### Consegna
Riporta tutte le voci riga per riga, senza cambiare nulla.

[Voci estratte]
******

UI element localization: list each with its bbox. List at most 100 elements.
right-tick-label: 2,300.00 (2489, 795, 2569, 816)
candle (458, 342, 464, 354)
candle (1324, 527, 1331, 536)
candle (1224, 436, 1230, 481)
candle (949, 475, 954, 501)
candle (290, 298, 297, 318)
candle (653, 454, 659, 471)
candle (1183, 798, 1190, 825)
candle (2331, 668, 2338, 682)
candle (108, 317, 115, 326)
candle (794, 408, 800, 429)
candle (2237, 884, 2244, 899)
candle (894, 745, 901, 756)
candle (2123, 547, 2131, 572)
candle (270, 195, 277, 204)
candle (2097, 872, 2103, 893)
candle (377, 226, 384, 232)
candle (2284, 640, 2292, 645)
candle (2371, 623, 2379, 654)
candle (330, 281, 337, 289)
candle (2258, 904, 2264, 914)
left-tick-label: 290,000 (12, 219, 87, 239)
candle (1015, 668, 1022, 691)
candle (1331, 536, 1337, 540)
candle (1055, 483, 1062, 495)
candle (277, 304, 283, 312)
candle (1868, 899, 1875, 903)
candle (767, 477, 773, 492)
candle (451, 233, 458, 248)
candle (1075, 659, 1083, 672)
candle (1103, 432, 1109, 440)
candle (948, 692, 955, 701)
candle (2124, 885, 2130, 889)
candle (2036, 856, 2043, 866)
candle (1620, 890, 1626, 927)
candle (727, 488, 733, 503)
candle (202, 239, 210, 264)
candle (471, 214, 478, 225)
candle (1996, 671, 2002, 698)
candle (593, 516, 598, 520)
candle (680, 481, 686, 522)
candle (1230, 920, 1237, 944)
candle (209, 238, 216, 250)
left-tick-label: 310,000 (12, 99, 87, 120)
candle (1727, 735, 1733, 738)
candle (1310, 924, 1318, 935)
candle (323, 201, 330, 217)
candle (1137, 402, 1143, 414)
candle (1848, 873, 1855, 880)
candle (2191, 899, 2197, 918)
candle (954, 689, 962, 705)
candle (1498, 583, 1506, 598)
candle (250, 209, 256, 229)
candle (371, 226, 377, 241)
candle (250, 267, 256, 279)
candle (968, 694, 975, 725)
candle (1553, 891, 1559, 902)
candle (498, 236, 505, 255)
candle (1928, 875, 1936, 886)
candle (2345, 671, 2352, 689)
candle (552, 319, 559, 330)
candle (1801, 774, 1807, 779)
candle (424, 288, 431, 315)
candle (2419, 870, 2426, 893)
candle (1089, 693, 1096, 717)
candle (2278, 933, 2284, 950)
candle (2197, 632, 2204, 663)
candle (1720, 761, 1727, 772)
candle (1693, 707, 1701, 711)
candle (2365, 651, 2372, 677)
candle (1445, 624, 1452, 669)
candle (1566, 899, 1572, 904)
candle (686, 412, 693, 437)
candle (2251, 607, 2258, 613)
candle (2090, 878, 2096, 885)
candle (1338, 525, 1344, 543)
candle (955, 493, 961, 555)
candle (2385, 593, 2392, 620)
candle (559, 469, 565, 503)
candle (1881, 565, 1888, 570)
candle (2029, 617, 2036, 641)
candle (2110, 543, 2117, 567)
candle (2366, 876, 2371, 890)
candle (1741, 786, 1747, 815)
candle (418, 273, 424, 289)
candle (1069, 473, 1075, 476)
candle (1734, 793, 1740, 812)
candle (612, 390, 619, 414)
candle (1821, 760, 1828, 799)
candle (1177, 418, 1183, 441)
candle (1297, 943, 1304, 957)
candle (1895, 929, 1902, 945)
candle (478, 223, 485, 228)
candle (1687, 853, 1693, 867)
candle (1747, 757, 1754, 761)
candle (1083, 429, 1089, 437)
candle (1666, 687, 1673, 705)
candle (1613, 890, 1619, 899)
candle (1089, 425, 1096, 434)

******

### Risposta
UI element localization: list each with its bbox. List at most 100 elements.
right-tick-label: 2,300.00 (2489, 795, 2569, 816)
candle (458, 342, 464, 354)
candle (1324, 527, 1331, 536)
candle (1224, 436, 1230, 481)
candle (949, 475, 954, 501)
candle (290, 298, 297, 318)
candle (653, 454, 659, 471)
candle (1183, 798, 1190, 825)
candle (2331, 668, 2338, 682)
candle (108, 317, 115, 326)
candle (794, 408, 800, 429)
candle (2237, 884, 2244, 899)
candle (894, 745, 901, 756)
candle (2123, 547, 2131, 572)
candle (270, 195, 277, 204)
candle (2097, 872, 2103, 893)
candle (377, 226, 384, 232)
candle (2284, 640, 2292, 645)
candle (2371, 623, 2379, 654)
candle (330, 281, 337, 289)
candle (2258, 904, 2264, 914)
left-tick-label: 290,000 (12, 219, 87, 239)
candle (1015, 668, 1022, 691)
candle (1331, 536, 1337, 540)
candle (1055, 483, 1062, 495)
candle (277, 304, 283, 312)
candle (1868, 899, 1875, 903)
candle (767, 477, 773, 492)
candle (451, 233, 458, 248)
candle (1075, 659, 1083, 672)
candle (1103, 432, 1109, 440)
candle (948, 692, 955, 701)
candle (2124, 885, 2130, 889)
candle (2036, 856, 2043, 866)
candle (1620, 890, 1626, 927)
candle (727, 488, 733, 503)
candle (202, 239, 210, 264)
candle (471, 214, 478, 225)
candle (1996, 671, 2002, 698)
candle (593, 516, 598, 520)
candle (680, 481, 686, 522)
candle (1230, 920, 1237, 944)
candle (209, 238, 216, 250)
left-tick-label: 310,000 (12, 99, 87, 120)
candle (1727, 735, 1733, 738)
candle (1310, 924, 1318, 935)
candle (323, 201, 330, 217)
candle (1137, 402, 1143, 414)
candle (1848, 873, 1855, 880)
candle (2191, 899, 2197, 918)
candle (954, 689, 962, 705)
candle (1498, 583, 1506, 598)
candle (250, 209, 256, 229)
candle (371, 226, 377, 241)
candle (250, 267, 256, 279)
candle (968, 694, 975, 725)
candle (1553, 891, 1559, 902)
candle (498, 236, 505, 255)
candle (1928, 875, 1936, 886)
candle (2345, 671, 2352, 689)
candle (552, 319, 559, 330)
candle (1801, 774, 1807, 779)
candle (424, 288, 431, 315)
candle (2419, 870, 2426, 893)
candle (1089, 693, 1096, 717)
candle (2278, 933, 2284, 950)
candle (2197, 632, 2204, 663)
candle (1720, 761, 1727, 772)
candle (1693, 707, 1701, 711)
candle (2365, 651, 2372, 677)
candle (1445, 624, 1452, 669)
candle (1566, 899, 1572, 904)
candle (686, 412, 693, 437)
candle (2251, 607, 2258, 613)
candle (2090, 878, 2096, 885)
candle (1338, 525, 1344, 543)
candle (955, 493, 961, 555)
candle (2385, 593, 2392, 620)
candle (559, 469, 565, 503)
candle (1881, 565, 1888, 570)
candle (2029, 617, 2036, 641)
candle (2110, 543, 2117, 567)
candle (2366, 876, 2371, 890)
candle (1741, 786, 1747, 815)
candle (418, 273, 424, 289)
candle (1069, 473, 1075, 476)
candle (1734, 793, 1740, 812)
candle (612, 390, 619, 414)
candle (1821, 760, 1828, 799)
candle (1177, 418, 1183, 441)
candle (1297, 943, 1304, 957)
candle (1895, 929, 1902, 945)
candle (478, 223, 485, 228)
candle (1687, 853, 1693, 867)
candle (1747, 757, 1754, 761)
candle (1083, 429, 1089, 437)
candle (1666, 687, 1673, 705)
candle (1613, 890, 1619, 899)
candle (1089, 425, 1096, 434)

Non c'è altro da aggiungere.